## To be done
Quote the entries in full, character for character, without their images.

## Source data
+ + +

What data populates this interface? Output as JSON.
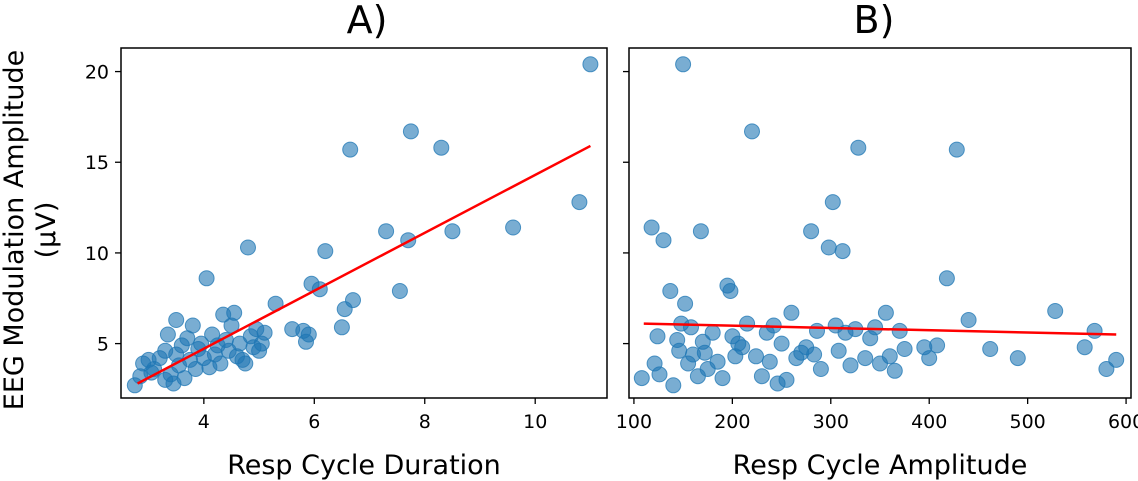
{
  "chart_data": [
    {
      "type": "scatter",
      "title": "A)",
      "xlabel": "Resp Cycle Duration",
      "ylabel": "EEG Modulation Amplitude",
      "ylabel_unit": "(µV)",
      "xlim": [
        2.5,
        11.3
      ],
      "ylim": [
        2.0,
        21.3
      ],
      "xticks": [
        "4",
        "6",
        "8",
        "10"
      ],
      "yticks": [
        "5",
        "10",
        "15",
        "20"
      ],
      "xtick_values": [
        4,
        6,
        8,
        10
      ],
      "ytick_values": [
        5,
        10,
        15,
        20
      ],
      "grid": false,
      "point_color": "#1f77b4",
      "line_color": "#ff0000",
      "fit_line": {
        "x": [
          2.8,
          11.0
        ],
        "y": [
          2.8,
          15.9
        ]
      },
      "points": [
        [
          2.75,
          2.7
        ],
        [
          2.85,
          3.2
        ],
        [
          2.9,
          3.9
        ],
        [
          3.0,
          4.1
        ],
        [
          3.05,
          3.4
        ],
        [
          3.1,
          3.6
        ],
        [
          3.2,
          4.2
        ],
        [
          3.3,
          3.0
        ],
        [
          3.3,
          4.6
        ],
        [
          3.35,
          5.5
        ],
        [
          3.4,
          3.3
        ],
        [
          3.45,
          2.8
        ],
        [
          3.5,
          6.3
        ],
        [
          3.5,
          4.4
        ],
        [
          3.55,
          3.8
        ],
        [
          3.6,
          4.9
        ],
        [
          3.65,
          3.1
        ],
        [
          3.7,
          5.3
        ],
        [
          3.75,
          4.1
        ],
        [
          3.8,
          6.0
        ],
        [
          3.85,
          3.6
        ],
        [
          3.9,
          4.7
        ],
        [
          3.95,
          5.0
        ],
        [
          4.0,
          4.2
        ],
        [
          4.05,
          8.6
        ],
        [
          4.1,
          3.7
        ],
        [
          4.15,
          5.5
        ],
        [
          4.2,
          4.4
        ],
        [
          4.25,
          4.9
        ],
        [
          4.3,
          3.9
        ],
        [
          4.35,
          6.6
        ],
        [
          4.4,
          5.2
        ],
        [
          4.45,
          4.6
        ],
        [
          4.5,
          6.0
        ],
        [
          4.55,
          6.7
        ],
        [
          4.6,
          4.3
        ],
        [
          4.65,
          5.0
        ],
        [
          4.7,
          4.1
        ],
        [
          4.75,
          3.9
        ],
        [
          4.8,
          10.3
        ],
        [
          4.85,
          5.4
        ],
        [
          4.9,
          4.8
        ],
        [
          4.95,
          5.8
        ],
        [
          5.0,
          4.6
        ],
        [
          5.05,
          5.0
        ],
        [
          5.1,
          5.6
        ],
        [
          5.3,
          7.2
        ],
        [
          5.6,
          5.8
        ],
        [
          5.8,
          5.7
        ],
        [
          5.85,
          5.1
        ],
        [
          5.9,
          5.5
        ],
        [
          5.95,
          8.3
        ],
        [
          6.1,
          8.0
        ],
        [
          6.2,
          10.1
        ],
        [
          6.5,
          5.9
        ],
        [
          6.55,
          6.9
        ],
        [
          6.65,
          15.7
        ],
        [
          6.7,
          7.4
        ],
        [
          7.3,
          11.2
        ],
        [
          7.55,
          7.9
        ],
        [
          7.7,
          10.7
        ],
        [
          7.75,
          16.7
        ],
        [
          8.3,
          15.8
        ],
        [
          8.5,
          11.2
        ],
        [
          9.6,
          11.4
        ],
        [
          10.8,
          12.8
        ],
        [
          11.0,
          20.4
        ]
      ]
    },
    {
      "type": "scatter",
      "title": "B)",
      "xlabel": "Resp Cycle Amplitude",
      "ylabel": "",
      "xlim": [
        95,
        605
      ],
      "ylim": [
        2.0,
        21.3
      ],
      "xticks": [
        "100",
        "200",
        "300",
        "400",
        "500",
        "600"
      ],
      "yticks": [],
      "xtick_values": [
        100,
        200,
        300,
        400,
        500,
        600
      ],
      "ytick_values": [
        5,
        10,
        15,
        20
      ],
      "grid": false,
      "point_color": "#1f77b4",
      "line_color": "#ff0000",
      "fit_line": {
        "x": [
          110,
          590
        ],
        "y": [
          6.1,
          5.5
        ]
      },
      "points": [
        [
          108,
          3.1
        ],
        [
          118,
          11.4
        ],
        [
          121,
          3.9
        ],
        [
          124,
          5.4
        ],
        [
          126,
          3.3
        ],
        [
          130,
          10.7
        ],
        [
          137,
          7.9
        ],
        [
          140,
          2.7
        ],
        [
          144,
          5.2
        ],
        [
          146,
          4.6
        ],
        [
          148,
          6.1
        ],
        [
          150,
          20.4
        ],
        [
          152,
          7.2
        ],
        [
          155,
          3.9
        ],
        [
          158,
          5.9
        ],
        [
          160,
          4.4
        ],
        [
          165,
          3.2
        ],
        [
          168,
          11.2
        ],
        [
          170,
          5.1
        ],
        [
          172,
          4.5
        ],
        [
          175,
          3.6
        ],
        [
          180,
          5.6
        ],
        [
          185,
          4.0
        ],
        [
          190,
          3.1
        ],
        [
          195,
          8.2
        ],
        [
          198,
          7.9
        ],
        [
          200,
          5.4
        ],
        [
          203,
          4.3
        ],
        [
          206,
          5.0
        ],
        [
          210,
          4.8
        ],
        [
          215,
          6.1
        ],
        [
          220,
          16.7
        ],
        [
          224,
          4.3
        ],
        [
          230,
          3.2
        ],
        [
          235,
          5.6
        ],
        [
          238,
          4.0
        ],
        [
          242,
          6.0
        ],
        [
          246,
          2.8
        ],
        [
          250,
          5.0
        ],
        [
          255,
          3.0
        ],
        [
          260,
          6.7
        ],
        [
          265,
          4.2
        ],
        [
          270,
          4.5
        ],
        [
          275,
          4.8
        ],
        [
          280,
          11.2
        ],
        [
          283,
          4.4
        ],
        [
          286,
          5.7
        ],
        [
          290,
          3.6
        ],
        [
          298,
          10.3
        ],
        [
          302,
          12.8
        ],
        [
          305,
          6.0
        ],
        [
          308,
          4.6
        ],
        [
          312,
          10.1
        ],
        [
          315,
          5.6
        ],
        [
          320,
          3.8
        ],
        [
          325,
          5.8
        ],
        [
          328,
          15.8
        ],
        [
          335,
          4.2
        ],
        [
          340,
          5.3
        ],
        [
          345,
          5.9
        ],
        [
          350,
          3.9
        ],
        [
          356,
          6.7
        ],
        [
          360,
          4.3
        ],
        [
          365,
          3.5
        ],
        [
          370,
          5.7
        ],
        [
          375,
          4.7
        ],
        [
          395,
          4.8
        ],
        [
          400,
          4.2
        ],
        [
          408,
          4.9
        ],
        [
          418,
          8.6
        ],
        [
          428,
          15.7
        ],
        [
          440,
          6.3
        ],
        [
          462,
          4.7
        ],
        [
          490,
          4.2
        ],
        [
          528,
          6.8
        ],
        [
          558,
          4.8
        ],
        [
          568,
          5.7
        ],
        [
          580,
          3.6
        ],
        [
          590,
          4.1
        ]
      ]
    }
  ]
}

+ + +

## Task answer
What data populates this interface? Output as JSON.
{
  "chart_data": [
    {
      "type": "scatter",
      "title": "A)",
      "xlabel": "Resp Cycle Duration",
      "ylabel": "EEG Modulation Amplitude",
      "ylabel_unit": "(µV)",
      "xlim": [
        2.5,
        11.3
      ],
      "ylim": [
        2.0,
        21.3
      ],
      "xticks": [
        "4",
        "6",
        "8",
        "10"
      ],
      "yticks": [
        "5",
        "10",
        "15",
        "20"
      ],
      "xtick_values": [
        4,
        6,
        8,
        10
      ],
      "ytick_values": [
        5,
        10,
        15,
        20
      ],
      "grid": false,
      "point_color": "#1f77b4",
      "line_color": "#ff0000",
      "fit_line": {
        "x": [
          2.8,
          11.0
        ],
        "y": [
          2.8,
          15.9
        ]
      },
      "points": [
        [
          2.75,
          2.7
        ],
        [
          2.85,
          3.2
        ],
        [
          2.9,
          3.9
        ],
        [
          3.0,
          4.1
        ],
        [
          3.05,
          3.4
        ],
        [
          3.1,
          3.6
        ],
        [
          3.2,
          4.2
        ],
        [
          3.3,
          3.0
        ],
        [
          3.3,
          4.6
        ],
        [
          3.35,
          5.5
        ],
        [
          3.4,
          3.3
        ],
        [
          3.45,
          2.8
        ],
        [
          3.5,
          6.3
        ],
        [
          3.5,
          4.4
        ],
        [
          3.55,
          3.8
        ],
        [
          3.6,
          4.9
        ],
        [
          3.65,
          3.1
        ],
        [
          3.7,
          5.3
        ],
        [
          3.75,
          4.1
        ],
        [
          3.8,
          6.0
        ],
        [
          3.85,
          3.6
        ],
        [
          3.9,
          4.7
        ],
        [
          3.95,
          5.0
        ],
        [
          4.0,
          4.2
        ],
        [
          4.05,
          8.6
        ],
        [
          4.1,
          3.7
        ],
        [
          4.15,
          5.5
        ],
        [
          4.2,
          4.4
        ],
        [
          4.25,
          4.9
        ],
        [
          4.3,
          3.9
        ],
        [
          4.35,
          6.6
        ],
        [
          4.4,
          5.2
        ],
        [
          4.45,
          4.6
        ],
        [
          4.5,
          6.0
        ],
        [
          4.55,
          6.7
        ],
        [
          4.6,
          4.3
        ],
        [
          4.65,
          5.0
        ],
        [
          4.7,
          4.1
        ],
        [
          4.75,
          3.9
        ],
        [
          4.8,
          10.3
        ],
        [
          4.85,
          5.4
        ],
        [
          4.9,
          4.8
        ],
        [
          4.95,
          5.8
        ],
        [
          5.0,
          4.6
        ],
        [
          5.05,
          5.0
        ],
        [
          5.1,
          5.6
        ],
        [
          5.3,
          7.2
        ],
        [
          5.6,
          5.8
        ],
        [
          5.8,
          5.7
        ],
        [
          5.85,
          5.1
        ],
        [
          5.9,
          5.5
        ],
        [
          5.95,
          8.3
        ],
        [
          6.1,
          8.0
        ],
        [
          6.2,
          10.1
        ],
        [
          6.5,
          5.9
        ],
        [
          6.55,
          6.9
        ],
        [
          6.65,
          15.7
        ],
        [
          6.7,
          7.4
        ],
        [
          7.3,
          11.2
        ],
        [
          7.55,
          7.9
        ],
        [
          7.7,
          10.7
        ],
        [
          7.75,
          16.7
        ],
        [
          8.3,
          15.8
        ],
        [
          8.5,
          11.2
        ],
        [
          9.6,
          11.4
        ],
        [
          10.8,
          12.8
        ],
        [
          11.0,
          20.4
        ]
      ]
    },
    {
      "type": "scatter",
      "title": "B)",
      "xlabel": "Resp Cycle Amplitude",
      "ylabel": "",
      "xlim": [
        95,
        605
      ],
      "ylim": [
        2.0,
        21.3
      ],
      "xticks": [
        "100",
        "200",
        "300",
        "400",
        "500",
        "600"
      ],
      "yticks": [],
      "xtick_values": [
        100,
        200,
        300,
        400,
        500,
        600
      ],
      "ytick_values": [
        5,
        10,
        15,
        20
      ],
      "grid": false,
      "point_color": "#1f77b4",
      "line_color": "#ff0000",
      "fit_line": {
        "x": [
          110,
          590
        ],
        "y": [
          6.1,
          5.5
        ]
      },
      "points": [
        [
          108,
          3.1
        ],
        [
          118,
          11.4
        ],
        [
          121,
          3.9
        ],
        [
          124,
          5.4
        ],
        [
          126,
          3.3
        ],
        [
          130,
          10.7
        ],
        [
          137,
          7.9
        ],
        [
          140,
          2.7
        ],
        [
          144,
          5.2
        ],
        [
          146,
          4.6
        ],
        [
          148,
          6.1
        ],
        [
          150,
          20.4
        ],
        [
          152,
          7.2
        ],
        [
          155,
          3.9
        ],
        [
          158,
          5.9
        ],
        [
          160,
          4.4
        ],
        [
          165,
          3.2
        ],
        [
          168,
          11.2
        ],
        [
          170,
          5.1
        ],
        [
          172,
          4.5
        ],
        [
          175,
          3.6
        ],
        [
          180,
          5.6
        ],
        [
          185,
          4.0
        ],
        [
          190,
          3.1
        ],
        [
          195,
          8.2
        ],
        [
          198,
          7.9
        ],
        [
          200,
          5.4
        ],
        [
          203,
          4.3
        ],
        [
          206,
          5.0
        ],
        [
          210,
          4.8
        ],
        [
          215,
          6.1
        ],
        [
          220,
          16.7
        ],
        [
          224,
          4.3
        ],
        [
          230,
          3.2
        ],
        [
          235,
          5.6
        ],
        [
          238,
          4.0
        ],
        [
          242,
          6.0
        ],
        [
          246,
          2.8
        ],
        [
          250,
          5.0
        ],
        [
          255,
          3.0
        ],
        [
          260,
          6.7
        ],
        [
          265,
          4.2
        ],
        [
          270,
          4.5
        ],
        [
          275,
          4.8
        ],
        [
          280,
          11.2
        ],
        [
          283,
          4.4
        ],
        [
          286,
          5.7
        ],
        [
          290,
          3.6
        ],
        [
          298,
          10.3
        ],
        [
          302,
          12.8
        ],
        [
          305,
          6.0
        ],
        [
          308,
          4.6
        ],
        [
          312,
          10.1
        ],
        [
          315,
          5.6
        ],
        [
          320,
          3.8
        ],
        [
          325,
          5.8
        ],
        [
          328,
          15.8
        ],
        [
          335,
          4.2
        ],
        [
          340,
          5.3
        ],
        [
          345,
          5.9
        ],
        [
          350,
          3.9
        ],
        [
          356,
          6.7
        ],
        [
          360,
          4.3
        ],
        [
          365,
          3.5
        ],
        [
          370,
          5.7
        ],
        [
          375,
          4.7
        ],
        [
          395,
          4.8
        ],
        [
          400,
          4.2
        ],
        [
          408,
          4.9
        ],
        [
          418,
          8.6
        ],
        [
          428,
          15.7
        ],
        [
          440,
          6.3
        ],
        [
          462,
          4.7
        ],
        [
          490,
          4.2
        ],
        [
          528,
          6.8
        ],
        [
          558,
          4.8
        ],
        [
          568,
          5.7
        ],
        [
          580,
          3.6
        ],
        [
          590,
          4.1
        ]
      ]
    }
  ]
}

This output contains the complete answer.